### Exercise directions
Report only the number of lines in this material that include the string "value".

### Data for processing
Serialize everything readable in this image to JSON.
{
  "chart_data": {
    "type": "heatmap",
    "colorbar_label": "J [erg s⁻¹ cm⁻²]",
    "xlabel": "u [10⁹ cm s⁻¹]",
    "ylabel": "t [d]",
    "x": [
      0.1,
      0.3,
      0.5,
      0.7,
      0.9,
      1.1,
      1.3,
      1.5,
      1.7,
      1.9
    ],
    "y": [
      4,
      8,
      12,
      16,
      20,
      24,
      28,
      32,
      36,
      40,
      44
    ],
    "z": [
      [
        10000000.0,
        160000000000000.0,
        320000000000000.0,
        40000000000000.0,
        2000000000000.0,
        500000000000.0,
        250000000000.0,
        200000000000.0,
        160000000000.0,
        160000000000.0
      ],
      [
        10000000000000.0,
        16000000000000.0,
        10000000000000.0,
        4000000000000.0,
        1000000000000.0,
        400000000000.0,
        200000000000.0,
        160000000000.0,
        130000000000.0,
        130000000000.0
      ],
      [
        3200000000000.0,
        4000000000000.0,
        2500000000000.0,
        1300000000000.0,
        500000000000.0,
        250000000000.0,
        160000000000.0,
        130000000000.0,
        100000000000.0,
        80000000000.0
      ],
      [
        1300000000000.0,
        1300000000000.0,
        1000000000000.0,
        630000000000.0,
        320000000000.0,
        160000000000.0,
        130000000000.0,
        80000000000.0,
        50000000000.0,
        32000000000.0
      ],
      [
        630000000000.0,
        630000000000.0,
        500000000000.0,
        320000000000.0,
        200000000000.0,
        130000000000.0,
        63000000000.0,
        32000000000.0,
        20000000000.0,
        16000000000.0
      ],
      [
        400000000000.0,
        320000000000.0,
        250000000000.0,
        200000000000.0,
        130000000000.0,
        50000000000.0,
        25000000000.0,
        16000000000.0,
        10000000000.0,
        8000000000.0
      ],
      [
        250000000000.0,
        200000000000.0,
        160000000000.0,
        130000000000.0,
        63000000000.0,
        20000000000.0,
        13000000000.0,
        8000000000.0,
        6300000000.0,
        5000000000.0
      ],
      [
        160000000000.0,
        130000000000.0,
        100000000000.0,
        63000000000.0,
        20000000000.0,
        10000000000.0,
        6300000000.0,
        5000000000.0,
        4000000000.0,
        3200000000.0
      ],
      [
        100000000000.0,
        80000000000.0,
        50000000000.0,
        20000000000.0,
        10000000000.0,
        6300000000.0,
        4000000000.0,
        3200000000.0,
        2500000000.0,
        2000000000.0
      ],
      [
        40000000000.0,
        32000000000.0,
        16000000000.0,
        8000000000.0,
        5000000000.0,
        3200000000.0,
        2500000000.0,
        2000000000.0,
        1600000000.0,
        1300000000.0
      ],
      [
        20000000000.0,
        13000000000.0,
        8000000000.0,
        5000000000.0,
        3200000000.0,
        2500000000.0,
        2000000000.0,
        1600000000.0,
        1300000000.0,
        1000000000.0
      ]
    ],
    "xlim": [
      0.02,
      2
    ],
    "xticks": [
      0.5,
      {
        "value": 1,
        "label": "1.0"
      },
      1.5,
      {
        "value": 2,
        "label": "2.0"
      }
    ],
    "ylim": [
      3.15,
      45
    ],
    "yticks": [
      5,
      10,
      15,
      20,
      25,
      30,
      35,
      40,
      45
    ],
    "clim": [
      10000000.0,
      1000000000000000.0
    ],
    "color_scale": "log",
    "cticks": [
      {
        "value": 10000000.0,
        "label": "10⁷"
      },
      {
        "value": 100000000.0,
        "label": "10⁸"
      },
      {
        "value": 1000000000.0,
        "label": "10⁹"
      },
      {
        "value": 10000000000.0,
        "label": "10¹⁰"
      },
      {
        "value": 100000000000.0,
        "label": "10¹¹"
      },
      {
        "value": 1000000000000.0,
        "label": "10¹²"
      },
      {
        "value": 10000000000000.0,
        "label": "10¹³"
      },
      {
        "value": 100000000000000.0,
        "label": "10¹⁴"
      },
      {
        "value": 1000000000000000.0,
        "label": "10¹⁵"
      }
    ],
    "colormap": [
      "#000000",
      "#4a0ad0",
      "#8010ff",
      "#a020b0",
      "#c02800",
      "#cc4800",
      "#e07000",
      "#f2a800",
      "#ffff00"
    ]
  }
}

### Response to the task
11